• EXERCISE INSTRUCTIONS: Copy every one of the lines below word for word, leaving out the pictures.

• MATERIAL SUPPLIED:
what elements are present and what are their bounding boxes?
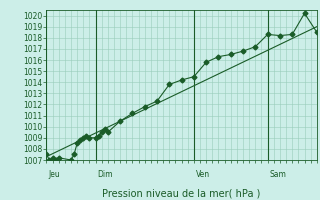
Text: Dim: Dim — [97, 170, 113, 179]
Text: Jeu: Jeu — [48, 170, 60, 179]
Text: Ven: Ven — [196, 170, 210, 179]
Text: Pression niveau de la mer( hPa ): Pression niveau de la mer( hPa ) — [102, 188, 261, 198]
Text: Sam: Sam — [269, 170, 286, 179]
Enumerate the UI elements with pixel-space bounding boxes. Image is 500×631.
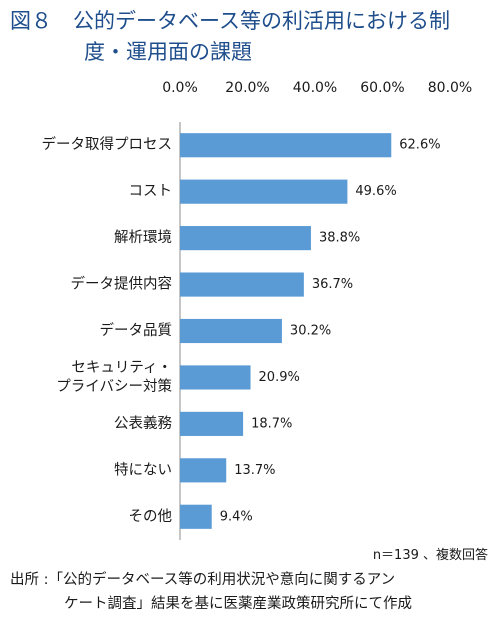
category-label: データ取得プロセス bbox=[42, 135, 173, 153]
data-label: 13.7% bbox=[234, 463, 275, 478]
category-label: データ品質 bbox=[100, 321, 173, 339]
data-label: 20.9% bbox=[259, 370, 300, 385]
x-tick-label: 0.0% bbox=[162, 80, 198, 96]
x-tick-label: 80.0% bbox=[428, 80, 472, 96]
category-label-line: セキュリティ・ bbox=[71, 360, 172, 376]
data-label: 30.2% bbox=[290, 324, 331, 339]
category-label: 解析環境 bbox=[114, 228, 172, 246]
x-tick-label: 60.0% bbox=[360, 80, 404, 96]
chart-title-line-2: 度・運用面の課題 bbox=[84, 40, 252, 64]
bar-chart: 0.0% 20.0% 40.0% 60.0% 80.0% データ取得プロセス 62.6% コス… bbox=[42, 80, 472, 540]
category-label-line: コスト bbox=[129, 184, 173, 200]
source-line-1: 出所 :「公的データベース等の利用状況や意向に関するアン bbox=[10, 572, 396, 588]
bar bbox=[180, 179, 348, 204]
category-label-line: 解析環境 bbox=[114, 228, 172, 246]
x-tick-label: 20.0% bbox=[225, 80, 269, 96]
category-label: コスト bbox=[129, 184, 173, 200]
category-label: セキュリティ・プライバシー対策 bbox=[56, 360, 172, 395]
bar bbox=[180, 133, 392, 158]
bar bbox=[180, 272, 304, 297]
category-label-line: プライバシー対策 bbox=[56, 378, 172, 395]
data-label: 18.7% bbox=[251, 416, 292, 431]
bar bbox=[180, 318, 282, 344]
category-label: 公表義務 bbox=[114, 415, 172, 432]
category-label-line: 特にない bbox=[114, 461, 172, 478]
category-label: データ提供内容 bbox=[71, 275, 173, 293]
bar bbox=[180, 458, 227, 483]
chart-title-line-1: 図８ 公的データベース等の利活用における制 bbox=[10, 9, 450, 33]
source-note: 出所 :「公的データベース等の利用状況や意向に関するアン ケート調査」結果を基に… bbox=[10, 568, 495, 616]
category-label-line: 公表義務 bbox=[114, 415, 172, 432]
data-label: 36.7% bbox=[312, 277, 353, 292]
x-tick-label: 40.0% bbox=[293, 80, 337, 96]
bar bbox=[180, 504, 212, 529]
sample-size-note: n＝139 、複数回答 bbox=[372, 548, 488, 563]
category-label: 特にない bbox=[114, 461, 172, 478]
data-label: 62.6% bbox=[399, 138, 440, 153]
bar bbox=[180, 226, 311, 251]
data-label: 38.8% bbox=[319, 231, 360, 246]
category-label-line: データ品質 bbox=[100, 321, 173, 339]
data-label: 9.4% bbox=[220, 509, 253, 524]
bar bbox=[180, 411, 244, 436]
data-label: 49.6% bbox=[355, 184, 396, 199]
category-label-line: データ提供内容 bbox=[71, 275, 173, 293]
source-line-2: ケート調査」結果を基に医薬産業政策研究所にて作成 bbox=[64, 596, 412, 612]
category-label-line: その他 bbox=[129, 508, 173, 525]
chart-title: 図８ 公的データベース等の利活用における制 度・運用面の課題 bbox=[10, 6, 495, 68]
category-label: その他 bbox=[129, 508, 173, 525]
bar bbox=[180, 365, 251, 390]
category-label-line: データ取得プロセス bbox=[42, 135, 173, 153]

• REPLY TO THE TASK:
what elements are present and what are their bounding boxes?
Text: Dim: Dim — [97, 170, 113, 179]
Text: Jeu: Jeu — [48, 170, 60, 179]
Text: Ven: Ven — [196, 170, 210, 179]
Text: Pression niveau de la mer( hPa ): Pression niveau de la mer( hPa ) — [102, 188, 261, 198]
Text: Sam: Sam — [269, 170, 286, 179]
Enumerate the UI elements with pixel-space bounding boxes. Image is 500×631.
category-label: データ取得プロセス bbox=[42, 135, 173, 153]
data-label: 13.7% bbox=[234, 463, 275, 478]
category-label: データ品質 bbox=[100, 321, 173, 339]
data-label: 20.9% bbox=[259, 370, 300, 385]
x-tick-label: 0.0% bbox=[162, 80, 198, 96]
x-tick-label: 80.0% bbox=[428, 80, 472, 96]
category-label-line: セキュリティ・ bbox=[71, 360, 172, 376]
data-label: 30.2% bbox=[290, 324, 331, 339]
category-label: 解析環境 bbox=[114, 228, 172, 246]
x-tick-label: 60.0% bbox=[360, 80, 404, 96]
chart-title-line-2: 度・運用面の課題 bbox=[84, 40, 252, 64]
bar-chart: 0.0% 20.0% 40.0% 60.0% 80.0% データ取得プロセス 62.6% コス… bbox=[42, 80, 472, 540]
category-label-line: コスト bbox=[129, 184, 173, 200]
source-line-1: 出所 :「公的データベース等の利用状況や意向に関するアン bbox=[10, 572, 396, 588]
bar bbox=[180, 179, 348, 204]
category-label-line: 解析環境 bbox=[114, 228, 172, 246]
x-tick-label: 20.0% bbox=[225, 80, 269, 96]
category-label: コスト bbox=[129, 184, 173, 200]
category-label: セキュリティ・プライバシー対策 bbox=[56, 360, 172, 395]
bar bbox=[180, 133, 392, 158]
bar bbox=[180, 272, 304, 297]
category-label-line: プライバシー対策 bbox=[56, 378, 172, 395]
data-label: 18.7% bbox=[251, 416, 292, 431]
bar bbox=[180, 318, 282, 344]
category-label: 公表義務 bbox=[114, 415, 172, 432]
category-label-line: 特にない bbox=[114, 461, 172, 478]
category-label: データ提供内容 bbox=[71, 275, 173, 293]
bar bbox=[180, 458, 227, 483]
chart-title-line-1: 図８ 公的データベース等の利活用における制 bbox=[10, 9, 450, 33]
source-note: 出所 :「公的データベース等の利用状況や意向に関するアン ケート調査」結果を基に… bbox=[10, 568, 495, 616]
category-label-line: 公表義務 bbox=[114, 415, 172, 432]
data-label: 36.7% bbox=[312, 277, 353, 292]
x-tick-label: 40.0% bbox=[293, 80, 337, 96]
bar bbox=[180, 504, 212, 529]
sample-size-note: n＝139 、複数回答 bbox=[372, 548, 488, 563]
category-label: 特にない bbox=[114, 461, 172, 478]
data-label: 62.6% bbox=[399, 138, 440, 153]
bar bbox=[180, 226, 311, 251]
data-label: 38.8% bbox=[319, 231, 360, 246]
category-label-line: データ品質 bbox=[100, 321, 173, 339]
data-label: 9.4% bbox=[220, 509, 253, 524]
bar bbox=[180, 411, 244, 436]
data-label: 49.6% bbox=[355, 184, 396, 199]
category-label-line: データ提供内容 bbox=[71, 275, 173, 293]
source-line-2: ケート調査」結果を基に医薬産業政策研究所にて作成 bbox=[64, 596, 412, 612]
category-label-line: その他 bbox=[129, 508, 173, 525]
chart-title: 図８ 公的データベース等の利活用における制 度・運用面の課題 bbox=[10, 6, 495, 68]
category-label: その他 bbox=[129, 508, 173, 525]
bar bbox=[180, 365, 251, 390]
category-label-line: データ取得プロセス bbox=[42, 135, 173, 153]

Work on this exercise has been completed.